→ Records for the exercise
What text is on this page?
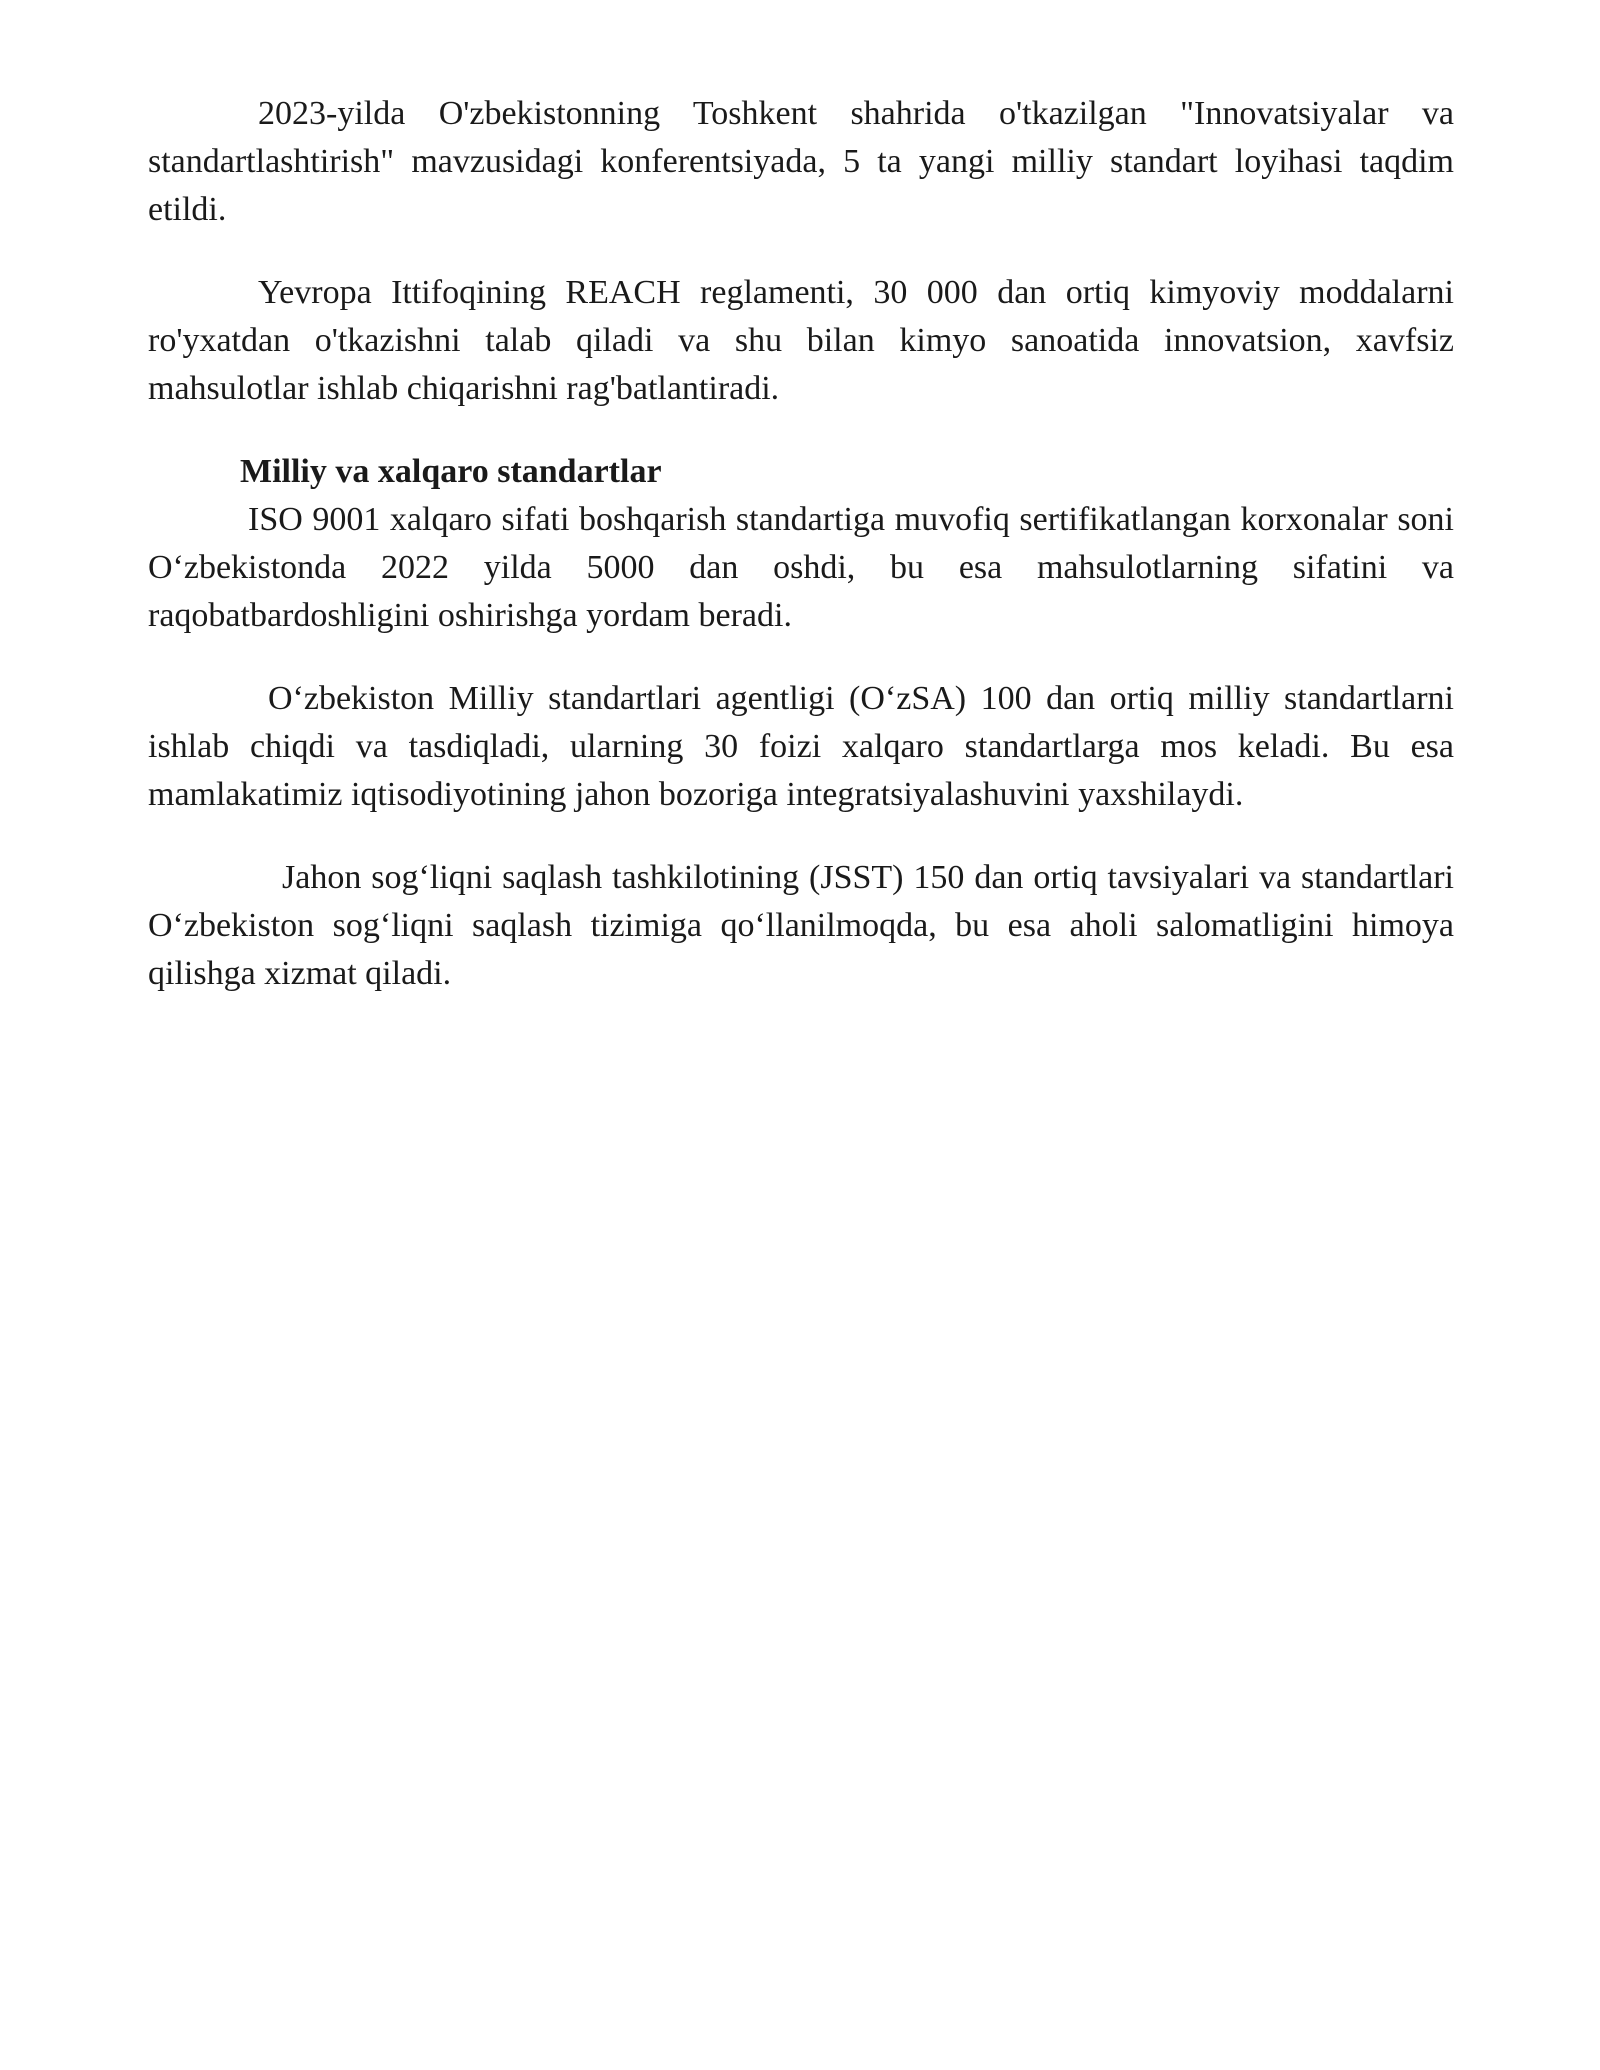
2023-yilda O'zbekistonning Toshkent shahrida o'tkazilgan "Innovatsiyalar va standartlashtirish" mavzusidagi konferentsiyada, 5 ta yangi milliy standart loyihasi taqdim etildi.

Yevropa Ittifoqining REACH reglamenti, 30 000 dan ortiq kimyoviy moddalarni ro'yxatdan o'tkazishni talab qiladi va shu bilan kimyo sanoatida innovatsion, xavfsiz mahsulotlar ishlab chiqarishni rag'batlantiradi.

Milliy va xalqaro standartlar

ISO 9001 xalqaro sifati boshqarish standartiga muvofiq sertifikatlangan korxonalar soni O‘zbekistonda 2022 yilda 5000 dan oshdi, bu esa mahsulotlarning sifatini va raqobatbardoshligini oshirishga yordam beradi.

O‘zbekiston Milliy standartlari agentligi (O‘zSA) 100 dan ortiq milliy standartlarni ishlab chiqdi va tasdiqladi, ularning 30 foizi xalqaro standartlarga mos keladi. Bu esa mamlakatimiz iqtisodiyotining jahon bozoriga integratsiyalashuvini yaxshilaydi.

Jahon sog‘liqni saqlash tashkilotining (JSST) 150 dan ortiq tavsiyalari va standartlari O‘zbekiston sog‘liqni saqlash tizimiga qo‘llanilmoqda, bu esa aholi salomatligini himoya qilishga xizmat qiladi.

→ Your objective
Reproduce each line of the entries in which the word "yilda" is found.

→ Problem solution
2023-yilda O'zbekistonning Toshkent shahrida o'tkazilgan "Innovatsiyalar va standartlashtirish" mavzusidagi konferentsiyada, 5 ta yangi milliy standart loyihasi taqdim etildi.
ISO 9001 xalqaro sifati boshqarish standartiga muvofiq sertifikatlangan korxonalar soni O‘zbekistonda 2022 yilda 5000 dan oshdi, bu esa mahsulotlarning sifatini va raqobatbardoshligini oshirishga yordam beradi.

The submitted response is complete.